- [GIVEN ENTRIES]
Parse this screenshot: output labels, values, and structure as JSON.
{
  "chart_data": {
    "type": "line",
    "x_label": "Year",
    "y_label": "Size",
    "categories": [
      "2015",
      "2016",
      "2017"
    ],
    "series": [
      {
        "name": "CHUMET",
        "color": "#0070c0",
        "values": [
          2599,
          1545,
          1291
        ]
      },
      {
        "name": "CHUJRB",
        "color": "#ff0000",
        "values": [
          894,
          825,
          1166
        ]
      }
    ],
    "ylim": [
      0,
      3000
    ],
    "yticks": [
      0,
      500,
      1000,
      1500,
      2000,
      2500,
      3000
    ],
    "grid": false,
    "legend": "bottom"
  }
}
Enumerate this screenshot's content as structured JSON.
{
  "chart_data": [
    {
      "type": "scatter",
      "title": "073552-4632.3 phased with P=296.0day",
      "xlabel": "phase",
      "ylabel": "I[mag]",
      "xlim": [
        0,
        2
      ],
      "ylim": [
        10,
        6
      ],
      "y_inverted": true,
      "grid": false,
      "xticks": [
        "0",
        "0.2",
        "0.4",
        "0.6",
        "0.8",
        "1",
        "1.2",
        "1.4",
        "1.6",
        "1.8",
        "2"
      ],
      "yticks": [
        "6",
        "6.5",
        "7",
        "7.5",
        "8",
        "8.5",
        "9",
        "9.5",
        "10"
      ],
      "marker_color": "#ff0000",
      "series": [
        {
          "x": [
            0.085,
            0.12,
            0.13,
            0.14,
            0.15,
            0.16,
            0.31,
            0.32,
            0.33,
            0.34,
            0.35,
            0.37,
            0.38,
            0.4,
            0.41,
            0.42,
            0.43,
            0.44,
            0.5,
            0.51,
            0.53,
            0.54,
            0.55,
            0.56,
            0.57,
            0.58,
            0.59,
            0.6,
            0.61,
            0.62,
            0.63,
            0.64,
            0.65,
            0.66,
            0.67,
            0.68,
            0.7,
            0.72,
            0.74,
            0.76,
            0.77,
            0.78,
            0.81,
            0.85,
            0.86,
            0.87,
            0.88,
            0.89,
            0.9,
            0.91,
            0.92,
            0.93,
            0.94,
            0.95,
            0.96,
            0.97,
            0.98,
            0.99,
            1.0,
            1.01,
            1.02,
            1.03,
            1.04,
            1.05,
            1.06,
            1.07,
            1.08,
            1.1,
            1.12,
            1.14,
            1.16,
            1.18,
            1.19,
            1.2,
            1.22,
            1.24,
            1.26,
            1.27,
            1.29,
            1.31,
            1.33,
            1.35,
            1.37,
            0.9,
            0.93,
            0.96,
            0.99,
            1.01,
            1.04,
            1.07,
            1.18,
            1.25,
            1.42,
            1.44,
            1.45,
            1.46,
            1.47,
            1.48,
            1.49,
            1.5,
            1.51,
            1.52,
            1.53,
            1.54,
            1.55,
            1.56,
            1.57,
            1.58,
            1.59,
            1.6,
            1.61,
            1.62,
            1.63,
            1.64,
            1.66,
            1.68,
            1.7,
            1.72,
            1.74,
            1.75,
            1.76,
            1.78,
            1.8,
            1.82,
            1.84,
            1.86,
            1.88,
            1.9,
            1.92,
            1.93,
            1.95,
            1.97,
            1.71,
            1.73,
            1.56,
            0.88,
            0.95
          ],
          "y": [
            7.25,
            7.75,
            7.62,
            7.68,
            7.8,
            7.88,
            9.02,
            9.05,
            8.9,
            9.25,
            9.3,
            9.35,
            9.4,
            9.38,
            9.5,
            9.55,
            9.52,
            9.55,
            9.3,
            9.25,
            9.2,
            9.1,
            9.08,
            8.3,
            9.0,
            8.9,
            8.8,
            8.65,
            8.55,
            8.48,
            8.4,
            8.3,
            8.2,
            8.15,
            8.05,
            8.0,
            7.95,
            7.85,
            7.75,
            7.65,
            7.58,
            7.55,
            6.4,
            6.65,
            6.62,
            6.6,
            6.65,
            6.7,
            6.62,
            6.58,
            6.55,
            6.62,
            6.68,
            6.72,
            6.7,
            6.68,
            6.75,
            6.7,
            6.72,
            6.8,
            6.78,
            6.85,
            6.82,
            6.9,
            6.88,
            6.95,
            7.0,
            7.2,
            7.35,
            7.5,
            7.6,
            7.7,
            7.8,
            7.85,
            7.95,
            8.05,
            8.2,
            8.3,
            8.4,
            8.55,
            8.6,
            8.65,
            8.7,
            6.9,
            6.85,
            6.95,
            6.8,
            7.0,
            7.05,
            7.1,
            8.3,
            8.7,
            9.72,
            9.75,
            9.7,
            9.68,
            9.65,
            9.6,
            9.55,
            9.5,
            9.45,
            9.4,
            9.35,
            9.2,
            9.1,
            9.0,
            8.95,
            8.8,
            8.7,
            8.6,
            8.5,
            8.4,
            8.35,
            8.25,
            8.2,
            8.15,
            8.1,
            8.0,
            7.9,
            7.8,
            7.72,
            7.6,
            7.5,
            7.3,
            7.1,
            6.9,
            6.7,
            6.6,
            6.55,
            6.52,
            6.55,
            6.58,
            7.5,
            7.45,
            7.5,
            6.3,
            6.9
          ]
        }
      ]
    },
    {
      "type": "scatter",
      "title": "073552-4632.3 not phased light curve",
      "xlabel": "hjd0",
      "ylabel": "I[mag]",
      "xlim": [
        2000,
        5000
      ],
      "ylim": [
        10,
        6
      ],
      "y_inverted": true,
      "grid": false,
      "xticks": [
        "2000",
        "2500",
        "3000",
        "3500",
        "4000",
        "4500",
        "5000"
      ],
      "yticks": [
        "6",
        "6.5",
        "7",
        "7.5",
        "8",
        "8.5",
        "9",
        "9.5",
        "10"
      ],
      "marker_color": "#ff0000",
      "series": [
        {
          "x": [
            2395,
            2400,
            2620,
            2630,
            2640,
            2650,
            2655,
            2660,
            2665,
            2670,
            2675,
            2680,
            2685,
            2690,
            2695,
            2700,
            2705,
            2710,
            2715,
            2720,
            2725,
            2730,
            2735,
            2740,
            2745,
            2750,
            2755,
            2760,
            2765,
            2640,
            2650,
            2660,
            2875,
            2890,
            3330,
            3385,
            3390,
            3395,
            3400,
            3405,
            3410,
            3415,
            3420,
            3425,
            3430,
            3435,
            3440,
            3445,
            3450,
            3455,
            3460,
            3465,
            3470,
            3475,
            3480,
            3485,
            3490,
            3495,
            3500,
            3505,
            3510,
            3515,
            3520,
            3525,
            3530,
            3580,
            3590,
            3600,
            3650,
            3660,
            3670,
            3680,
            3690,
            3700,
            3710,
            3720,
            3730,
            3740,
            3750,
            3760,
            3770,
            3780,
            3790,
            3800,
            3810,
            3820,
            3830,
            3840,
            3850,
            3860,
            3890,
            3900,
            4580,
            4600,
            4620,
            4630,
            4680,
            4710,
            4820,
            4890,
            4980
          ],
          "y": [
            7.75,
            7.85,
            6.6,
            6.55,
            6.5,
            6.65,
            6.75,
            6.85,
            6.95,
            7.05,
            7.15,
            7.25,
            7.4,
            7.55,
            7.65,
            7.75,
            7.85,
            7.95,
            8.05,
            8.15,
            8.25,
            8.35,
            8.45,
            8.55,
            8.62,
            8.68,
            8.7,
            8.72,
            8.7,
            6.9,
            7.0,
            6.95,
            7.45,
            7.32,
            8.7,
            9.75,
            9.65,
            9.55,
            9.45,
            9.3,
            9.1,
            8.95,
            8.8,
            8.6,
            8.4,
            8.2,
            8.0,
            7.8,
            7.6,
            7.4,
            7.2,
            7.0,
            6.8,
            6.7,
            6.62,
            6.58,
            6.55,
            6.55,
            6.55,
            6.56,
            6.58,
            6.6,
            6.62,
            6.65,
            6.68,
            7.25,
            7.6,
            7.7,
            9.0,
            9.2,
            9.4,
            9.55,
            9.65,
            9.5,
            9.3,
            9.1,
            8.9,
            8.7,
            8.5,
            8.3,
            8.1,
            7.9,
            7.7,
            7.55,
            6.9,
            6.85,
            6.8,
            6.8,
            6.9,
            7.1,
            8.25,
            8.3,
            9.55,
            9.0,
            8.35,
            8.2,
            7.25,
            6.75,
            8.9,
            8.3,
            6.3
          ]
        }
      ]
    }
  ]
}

- [CHALLENGE] In the lines above, find each one with "phased" and list it.

- [FINISHED ANSWER]
      "title": "073552-4632.3 phased with P=296.0day",
      "title": "073552-4632.3 not phased light curve",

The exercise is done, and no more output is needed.